__Série de consignes__:
A. Répondez aux questions suivantes d'après le texte sur le Bataclan.
(i) De quel pays David est-il arrivé en France, et en quelle année ?
(ii) Avec combien d'autres personnes environ a-t-il été pris en otage ?
(iii) Comment s'appelle le jihadiste qui l'avait interpellé ?
B. Recopiez le texte sur le Bataclan, de « Arrivé avec ses » jusqu'à « s'est fait exploser. » inclus.
C. Rédigez la suite du texte sur le Bataclan à partir de l'endroit où il s'arrête.

__Texte de la page__:
Arrivé avec ses parents du Chili en 1996, la France ne lui avait apporté "que de la merde", se disait-il. Jusqu'au 13 novembre 2015.

Dans une vidéo célèbre de cette soirée maudite, on aperçoit David, suspendu dans le vide, se tenant aux barreaux d'une fenêtre donnant sur une ruelle adjacente au Bataclan. Forcé de remonter par l'un des trois assaillants, il a ensuite été pris en otage avec une dizaine d'autres dans un couloir de la salle de spectacle, jusqu'à l'assaut de la BRI. A un mètre à peine d'un des tueurs, il a été violemment projeté contre un mur lorsqu'il s'est fait exploser.

Le jihadiste, Omar Ismaïl Mostefaï, l'avait interpellé peu auparavant.

- "Qu'est-ce que tu penses de François Hollande ?

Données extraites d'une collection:
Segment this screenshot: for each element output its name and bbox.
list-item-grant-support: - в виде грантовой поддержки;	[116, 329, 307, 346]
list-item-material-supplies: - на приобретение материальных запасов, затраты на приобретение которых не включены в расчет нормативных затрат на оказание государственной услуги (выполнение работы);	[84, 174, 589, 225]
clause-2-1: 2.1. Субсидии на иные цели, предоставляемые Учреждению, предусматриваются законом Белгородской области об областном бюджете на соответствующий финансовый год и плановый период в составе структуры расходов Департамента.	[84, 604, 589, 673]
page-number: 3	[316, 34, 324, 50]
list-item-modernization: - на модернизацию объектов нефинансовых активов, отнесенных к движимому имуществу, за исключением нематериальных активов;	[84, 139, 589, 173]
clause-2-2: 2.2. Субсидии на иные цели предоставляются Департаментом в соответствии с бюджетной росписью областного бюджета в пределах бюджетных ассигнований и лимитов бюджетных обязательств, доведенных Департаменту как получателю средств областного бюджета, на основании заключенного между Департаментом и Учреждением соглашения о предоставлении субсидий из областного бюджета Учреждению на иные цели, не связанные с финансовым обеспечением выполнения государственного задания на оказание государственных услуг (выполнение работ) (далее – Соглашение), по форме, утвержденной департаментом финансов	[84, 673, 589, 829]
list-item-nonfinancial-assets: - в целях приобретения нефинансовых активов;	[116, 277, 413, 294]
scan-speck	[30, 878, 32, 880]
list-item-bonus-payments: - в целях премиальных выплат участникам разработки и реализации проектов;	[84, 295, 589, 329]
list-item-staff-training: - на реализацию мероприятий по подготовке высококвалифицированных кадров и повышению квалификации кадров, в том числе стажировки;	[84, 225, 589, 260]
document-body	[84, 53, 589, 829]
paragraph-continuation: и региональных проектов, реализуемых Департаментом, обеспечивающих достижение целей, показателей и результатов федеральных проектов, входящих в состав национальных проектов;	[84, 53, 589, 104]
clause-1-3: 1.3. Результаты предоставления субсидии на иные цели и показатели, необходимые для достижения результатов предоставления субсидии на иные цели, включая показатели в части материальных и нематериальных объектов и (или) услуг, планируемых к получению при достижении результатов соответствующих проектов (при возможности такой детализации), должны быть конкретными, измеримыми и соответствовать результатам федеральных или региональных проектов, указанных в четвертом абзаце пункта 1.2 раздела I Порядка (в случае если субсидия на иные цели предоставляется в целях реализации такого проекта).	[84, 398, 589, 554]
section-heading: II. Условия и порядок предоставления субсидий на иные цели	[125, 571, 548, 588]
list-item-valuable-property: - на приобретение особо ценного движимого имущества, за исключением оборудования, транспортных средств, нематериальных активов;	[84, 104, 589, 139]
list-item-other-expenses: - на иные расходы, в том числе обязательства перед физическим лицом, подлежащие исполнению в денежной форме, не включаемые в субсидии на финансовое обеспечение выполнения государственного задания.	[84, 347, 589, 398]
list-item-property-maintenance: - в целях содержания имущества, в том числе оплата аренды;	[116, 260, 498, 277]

__Série de réponses__:
A.
(i) Du Chili, en 1996.
(ii) Avec une dizaine d'autres personnes.
(iii) Omar Ismaïl Mostefaï.

B.
Arrivé avec ses parents du Chili en 1996, la France ne lui avait apporté "que de la merde", se disait-il. Jusqu'au 13 novembre 2015.

Dans une vidéo célèbre de cette soirée maudite, on aperçoit David, suspendu dans le vide, se tenant aux barreaux d'une fenêtre donnant sur une ruelle adjacente au Bataclan. Forcé de remonter par l'un des trois assaillants, il a ensuite été pris en otage avec une dizaine d'autres dans un couloir de la salle de spectacle, jusqu'à l'assaut de la BRI. A un mètre à peine d'un des tueurs, il a été violemment projeté contre un mur lorsqu'il s'est fait exploser.

C.
- Je pense rien, je suis pas Français.

- "Tu viens d'où ?

- Je suis Chilien".

"J'ai senti un désintéressement, quelque chose qui s'est déconnecté dans son regard", se souvient David, encore troublé.

Puis, lorsqu'un assaillant choisit David comme bouclier humain, Mostefaï désigne quelqu'un d'autre. David ignore encore pourquoi.

"En sortant du Bataclan, je me suis dit +je veux devenir Français+. Je ne suis pas Français, je ne suis pas Chilien, je suis Franco-chilien. A Mostefaï, ça m'a fait mal de lui dire +je suis Chilien+", analyse-t-il, évoquant "quelque chose du domaine de l'Histoire et de l'identité".

Décidé, il appelle "150 fois" la préfecture de l'Essonne où il vit, se voit proposer un rendez-vous un an après.

- 'Comme si je sortais du placard' -

Quelques mois plus tard, par l'intermédiaire de Caroline Langlade, présidente de Life for Paris, l'une des associations de victimes créée après le 13-Novembre, il glisse une lettre à Juliette Méadel, secrétaire d'Etat à l'aide aux victimes, une fonction depuis supprimée du gouvernement d'Edouard Philippe.

Il y écrit "tout ce que la France (lui) a offert".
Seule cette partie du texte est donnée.